*Short task*
Any picture among the records should be left out, please; retype the rest exactly.

━━ Extracted data

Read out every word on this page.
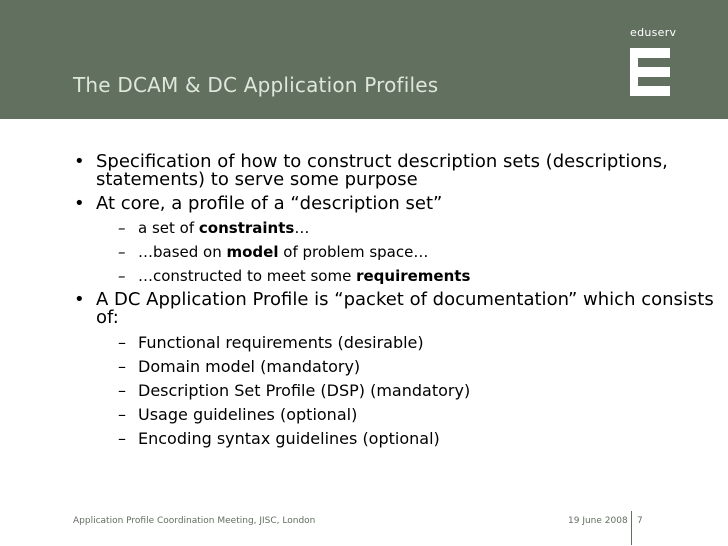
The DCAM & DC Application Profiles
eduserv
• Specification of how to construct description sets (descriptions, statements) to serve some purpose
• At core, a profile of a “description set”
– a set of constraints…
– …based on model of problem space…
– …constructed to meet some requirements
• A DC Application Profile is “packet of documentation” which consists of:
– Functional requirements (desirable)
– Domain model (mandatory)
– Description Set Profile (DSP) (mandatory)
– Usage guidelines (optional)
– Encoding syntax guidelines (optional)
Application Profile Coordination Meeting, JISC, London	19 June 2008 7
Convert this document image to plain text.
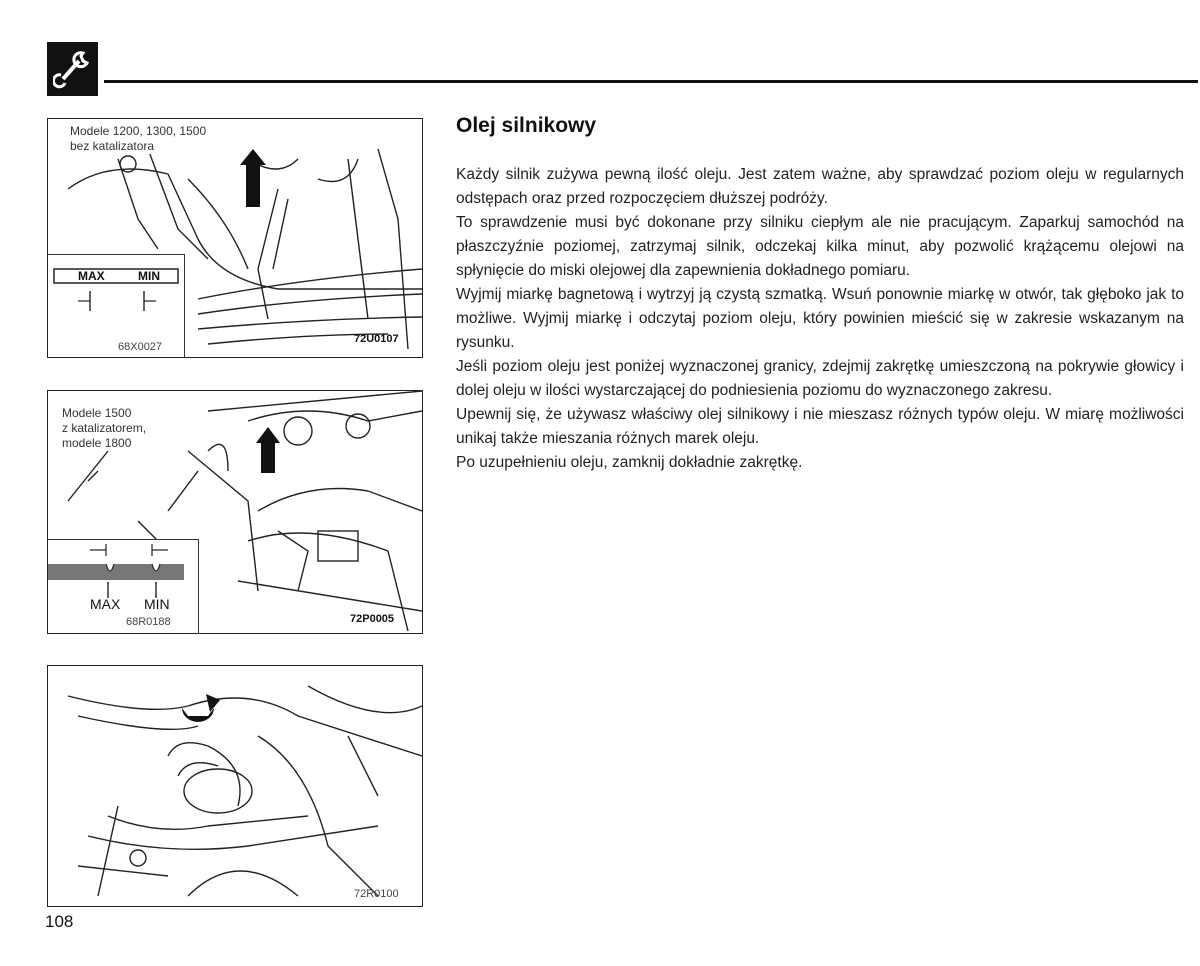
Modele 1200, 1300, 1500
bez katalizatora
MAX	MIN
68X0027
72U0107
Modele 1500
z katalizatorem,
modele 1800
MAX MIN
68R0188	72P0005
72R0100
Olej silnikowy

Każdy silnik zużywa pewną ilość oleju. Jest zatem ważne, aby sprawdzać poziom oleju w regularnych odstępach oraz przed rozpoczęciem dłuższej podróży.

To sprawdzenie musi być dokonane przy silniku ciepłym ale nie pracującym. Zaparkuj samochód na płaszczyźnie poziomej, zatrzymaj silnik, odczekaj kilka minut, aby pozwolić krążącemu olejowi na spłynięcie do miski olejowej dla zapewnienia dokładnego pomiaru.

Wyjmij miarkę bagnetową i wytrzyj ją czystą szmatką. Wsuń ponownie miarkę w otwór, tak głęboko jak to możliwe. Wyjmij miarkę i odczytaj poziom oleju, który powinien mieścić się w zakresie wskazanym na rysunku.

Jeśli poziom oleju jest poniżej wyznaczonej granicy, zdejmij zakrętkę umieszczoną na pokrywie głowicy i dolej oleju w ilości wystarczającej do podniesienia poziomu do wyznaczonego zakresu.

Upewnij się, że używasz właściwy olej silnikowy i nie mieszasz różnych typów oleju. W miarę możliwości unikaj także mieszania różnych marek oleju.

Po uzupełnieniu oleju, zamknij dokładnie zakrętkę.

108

━━━━

*Result*
Read out every word on this page.
The DCAM & DC Application Profiles
eduserv
• Specification of how to construct description sets (descriptions, statements) to serve some purpose
• At core, a profile of a “description set”
– a set of constraints…
– …based on model of problem space…
– …constructed to meet some requirements
• A DC Application Profile is “packet of documentation” which consists of:
– Functional requirements (desirable)
– Domain model (mandatory)
– Description Set Profile (DSP) (mandatory)
– Usage guidelines (optional)
– Encoding syntax guidelines (optional)
Application Profile Coordination Meeting, JISC, London	19 June 2008 7
Convert this document image to plain text.
Modele 1200, 1300, 1500
bez katalizatora
MAX	MIN
68X0027
72U0107
Modele 1500
z katalizatorem,
modele 1800
MAX MIN
68R0188	72P0005
72R0100
Olej silnikowy

Każdy silnik zużywa pewną ilość oleju. Jest zatem ważne, aby sprawdzać poziom oleju w regularnych odstępach oraz przed rozpoczęciem dłuższej podróży.

To sprawdzenie musi być dokonane przy silniku ciepłym ale nie pracującym. Zaparkuj samochód na płaszczyźnie poziomej, zatrzymaj silnik, odczekaj kilka minut, aby pozwolić krążącemu olejowi na spłynięcie do miski olejowej dla zapewnienia dokładnego pomiaru.

Wyjmij miarkę bagnetową i wytrzyj ją czystą szmatką. Wsuń ponownie miarkę w otwór, tak głęboko jak to możliwe. Wyjmij miarkę i odczytaj poziom oleju, który powinien mieścić się w zakresie wskazanym na rysunku.

Jeśli poziom oleju jest poniżej wyznaczonej granicy, zdejmij zakrętkę umieszczoną na pokrywie głowicy i dolej oleju w ilości wystarczającej do podniesienia poziomu do wyznaczonego zakresu.

Upewnij się, że używasz właściwy olej silnikowy i nie mieszasz różnych typów oleju. W miarę możliwości unikaj także mieszania różnych marek oleju.

Po uzupełnieniu oleju, zamknij dokładnie zakrętkę.

108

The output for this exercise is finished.